* **The input**
<<<<
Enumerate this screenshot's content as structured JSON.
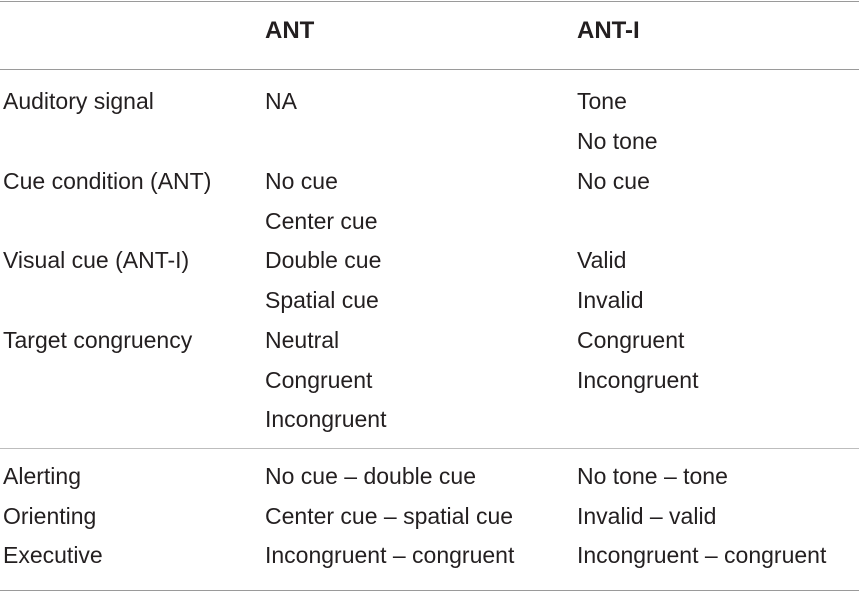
{
  "header": {
    "col1": "",
    "col2": "ANT",
    "col3": "ANT-I"
  },
  "rows": [
    {
      "label": "Auditory signal",
      "ant": [
        "NA"
      ],
      "anti": [
        "Tone",
        "No tone"
      ]
    },
    {
      "label": "Cue condition (ANT)",
      "ant": [
        "No cue",
        "Center cue"
      ],
      "anti": [
        "No cue"
      ]
    },
    {
      "label": "Visual cue (ANT-I)",
      "ant": [
        "Double cue",
        "Spatial cue"
      ],
      "anti": [
        "Valid",
        "Invalid"
      ]
    },
    {
      "label": "Target congruency",
      "ant": [
        "Neutral",
        "Congruent",
        "Incongruent"
      ],
      "anti": [
        "Congruent",
        "Incongruent"
      ]
    }
  ],
  "networks": [
    {
      "label": "Alerting",
      "ant": "No cue – double cue",
      "anti": "No tone – tone"
    },
    {
      "label": "Orienting",
      "ant": "Center cue – spatial cue",
      "anti": "Invalid – valid"
    },
    {
      "label": "Executive",
      "ant": "Incongruent – congruent",
      "anti": "Incongruent – congruent"
    }
  ]
}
>>>>
* **Goal**
Extract from the data every line where "Incongruent" shows up.

* **Exercise output**
        "Incongruent"
        "Incongruent"
      "ant": "Incongruent – congruent",
      "anti": "Incongruent – congruent"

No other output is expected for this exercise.